-------- Recorded data

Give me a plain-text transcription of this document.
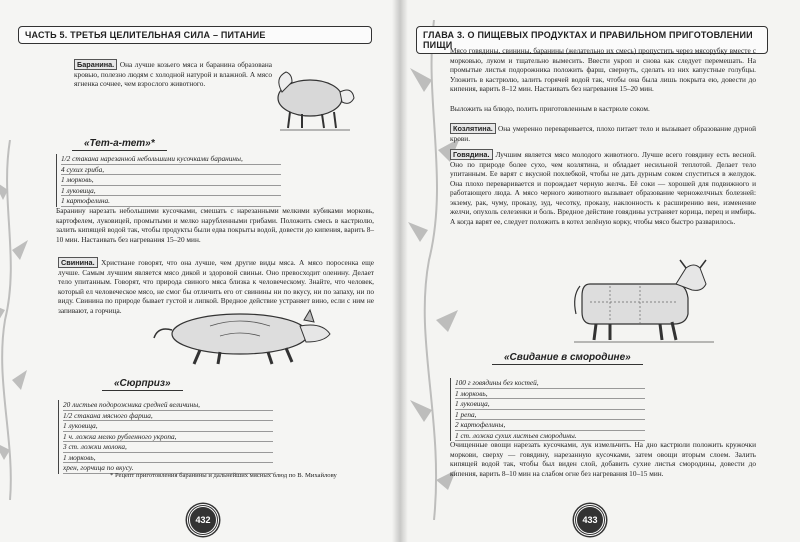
ЧАСТЬ 5. ТРЕТЬЯ ЦЕЛИТЕЛЬНАЯ СИЛА – ПИТАНИЕ
Баранина. Она лучше козьего мяса и баранина образована кровью, полезно людям с холодной натурой и влажной. А мясо ягненка сочнее, чем взрослого животного.
«Тет-а-тет»*
1/2 стакана нарезанной небольшими кусочками баранины,
4 сухих гриба,
1 морковь,
1 луковица,
1 картофелина.
Баранину нарезать небольшими кусочками, смешать с нарезанными мелкими кубиками морковь, картофелем, луковицей, промытыми и мелко нарубленными грибами. Положить смесь в кастрюлю, залить кипящей водой так, чтобы продукты были едва покрыты водой, довести до кипения, варить 8–10 мин. Настаивать без нагревания 15–20 мин.
Свинина. Христиане говорят, что она лучше, чем другие виды мяса. А мясо поросенка еще лучше. Самым лучшим является мясо дикой и здоровой свиньи. Оно превосходит оленину. Делает тело упитанным. Говорят, что природа свиного мяса близка к человеческому. Знайте, что человек, который ел человеческое мясо, не смог бы отличить его от свинины ни по вкусу, ни по запаху, ни по виду. Свинина по природе бывает густой и липкой. Вредное действие устраняет вино, если с ним не запивают, а горчица.
«Сюрприз»
20 листьев подорожника средней величины,
1/2 стакана мясного фарша,
1 луковица,
1 ч. ложка мелко рубленного укропа,
3 ст. ложки молока,
1 морковь,
хрен, горчица по вкусу.
* Рецепт приготовления баранины и дальнейших мясных блюд по В. Михайлову
432
ГЛАВА 3. О ПИЩЕВЫХ ПРОДУКТАХ И ПРАВИЛЬНОМ ПРИГОТОВЛЕНИИ ПИЩИ
Мясо говядины, свинины, баранины (желательно их смесь) пропустить через мясорубку вместе с морковью, луком и тщательно вымесить. Ввести укроп и снова как следует перемешать. На промытые листья подорожника положить фарш, свернуть, сделать из них капустные голубцы. Уложить в кастрюлю, залить горячей водой так, чтобы она была лишь покрыта ею, довести до кипения, варить 8–12 мин. Настаивать без нагревания 15–20 мин.
Выложить на блюдо, полить приготовленным в кастрюле соком.
Козлятина. Она умеренно переваривается, плохо питает тело и вызывает образование дурной крови.
Говядина. Лучшим является мясо молодого животного. Лучше всего говядину есть весной. Оно по природе более сухо, чем козлятина, и обладает несильной теплотой. Делает тело упитанным. Ее варят с вкусной похлебкой, чтобы не дать дурным соком спуститься в желудок. Она плохо переваривается и порождает черную желчь. Её соки — хорошей для подвижного и работающего люда. А мясо черного животного вызывает образование черножелчных болезней: экзему, рак, чуму, проказу, зуд, чесотку, проказу, наклонность к расширению вен, изменение желчи, опухоль селезенки и боль. Вредное действие говядины устраняет корица, перец и имбирь. А когда варят ее, следует положить в котел зелёную корку, чтобы мясо быстро разварилось.
«Свидание в смородине»
100 г говядины без костей,
1 морковь,
1 луковица,
1 репа,
2 картофелины,
1 ст. ложка сухих листьев смородины.
Очищенные овощи нарезать кусочками, лук измельчить. На дно кастрюли положить кружочки моркови, сверху — говядину, нарезанную кусочками, затем овощи вторым слоем. Залить кипящей водой так, чтобы был виден слой, добавить сухие листья смородины, довести до кипения, варить 8–10 мин на слабом огне без нагревания 10–15 мин.
433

----------------

# [What the task asks]
Copy out every line of the data that includes "стакана".

# [Expected output]
1/2 стакана нарезанной небольшими кусочками баранины,
1/2 стакана мясного фарша,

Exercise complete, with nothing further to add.